-- Begin Records --

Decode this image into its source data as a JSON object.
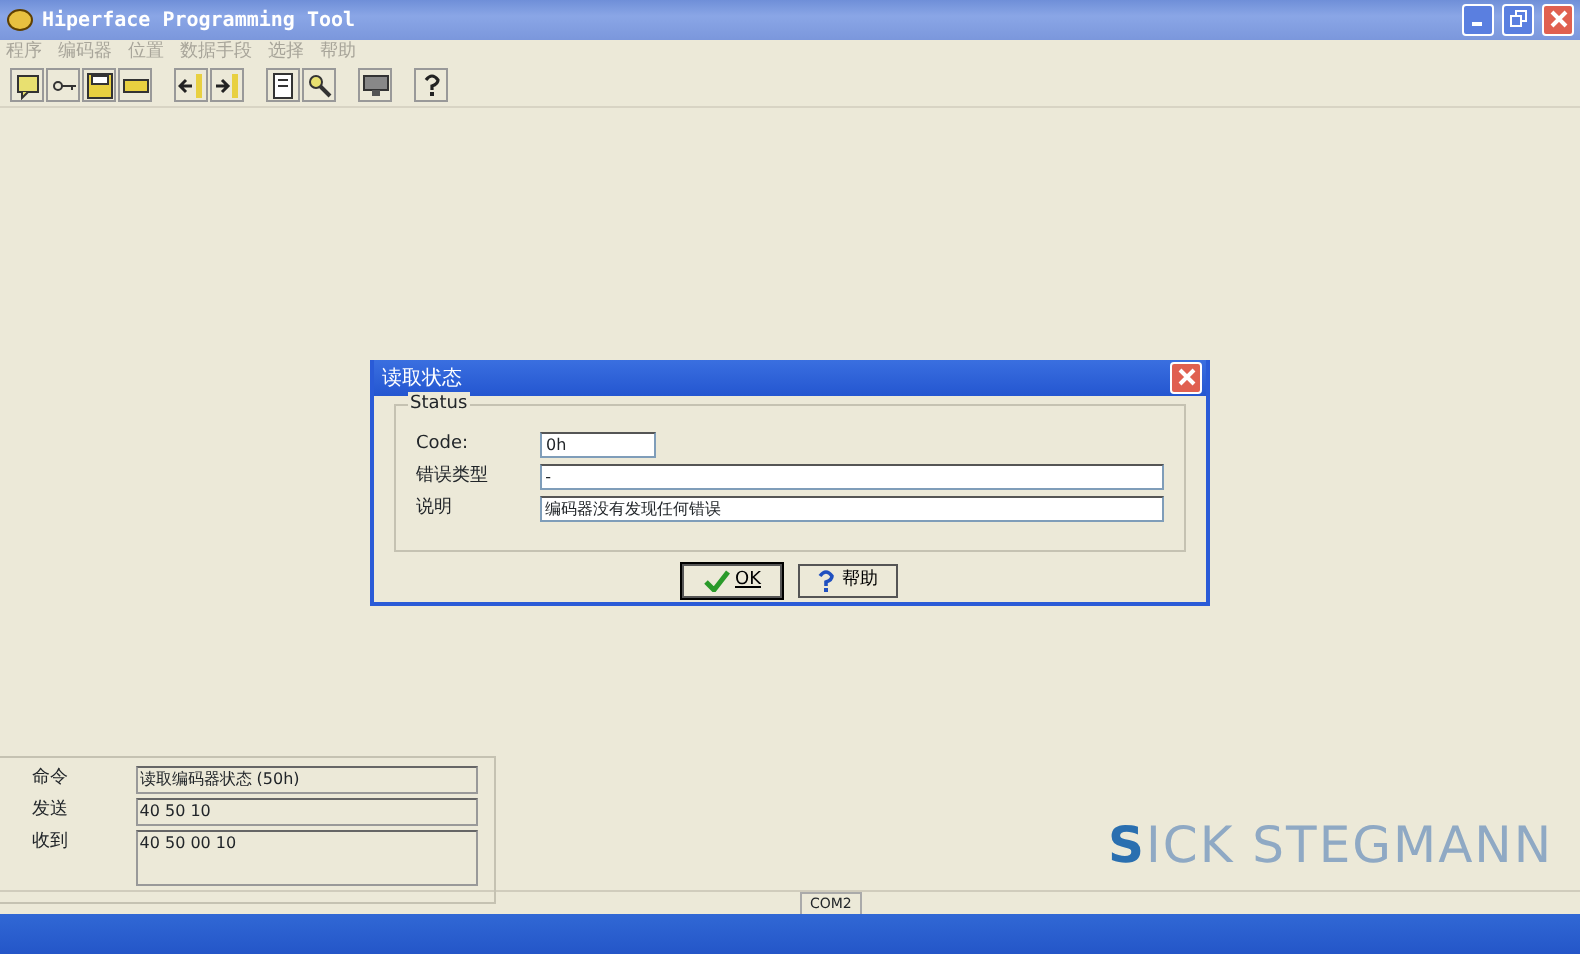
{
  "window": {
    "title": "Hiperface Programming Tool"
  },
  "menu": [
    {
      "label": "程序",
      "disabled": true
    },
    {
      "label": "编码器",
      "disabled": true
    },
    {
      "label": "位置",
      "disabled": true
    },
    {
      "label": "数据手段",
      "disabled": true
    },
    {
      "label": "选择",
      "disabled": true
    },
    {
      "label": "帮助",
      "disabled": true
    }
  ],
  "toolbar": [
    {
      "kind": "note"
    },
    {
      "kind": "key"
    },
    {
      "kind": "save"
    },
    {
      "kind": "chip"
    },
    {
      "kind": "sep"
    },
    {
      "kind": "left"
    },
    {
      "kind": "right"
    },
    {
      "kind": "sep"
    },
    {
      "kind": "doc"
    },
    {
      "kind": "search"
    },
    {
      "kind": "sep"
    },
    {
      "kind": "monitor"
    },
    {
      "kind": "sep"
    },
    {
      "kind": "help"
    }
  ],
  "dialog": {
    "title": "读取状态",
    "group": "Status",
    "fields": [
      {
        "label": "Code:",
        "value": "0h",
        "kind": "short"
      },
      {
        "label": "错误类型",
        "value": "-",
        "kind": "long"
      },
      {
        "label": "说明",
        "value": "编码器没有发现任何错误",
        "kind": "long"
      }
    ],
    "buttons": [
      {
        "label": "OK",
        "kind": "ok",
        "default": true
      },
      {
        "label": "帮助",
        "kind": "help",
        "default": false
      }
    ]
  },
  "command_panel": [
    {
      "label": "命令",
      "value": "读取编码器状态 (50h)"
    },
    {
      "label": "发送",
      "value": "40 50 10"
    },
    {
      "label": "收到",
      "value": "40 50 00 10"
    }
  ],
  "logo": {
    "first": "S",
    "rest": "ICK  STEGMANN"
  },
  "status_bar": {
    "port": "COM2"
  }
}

-- End Records --

§ To do
Where a line in the entries holds the word "value", copy that line.

§ Result of the task
        "value": "0h",
        "value": "-",
        "value": "编码器没有发现任何错误",
      "value": "读取编码器状态 (50h)"
      "value": "40 50 10"
      "value": "40 50 00 10"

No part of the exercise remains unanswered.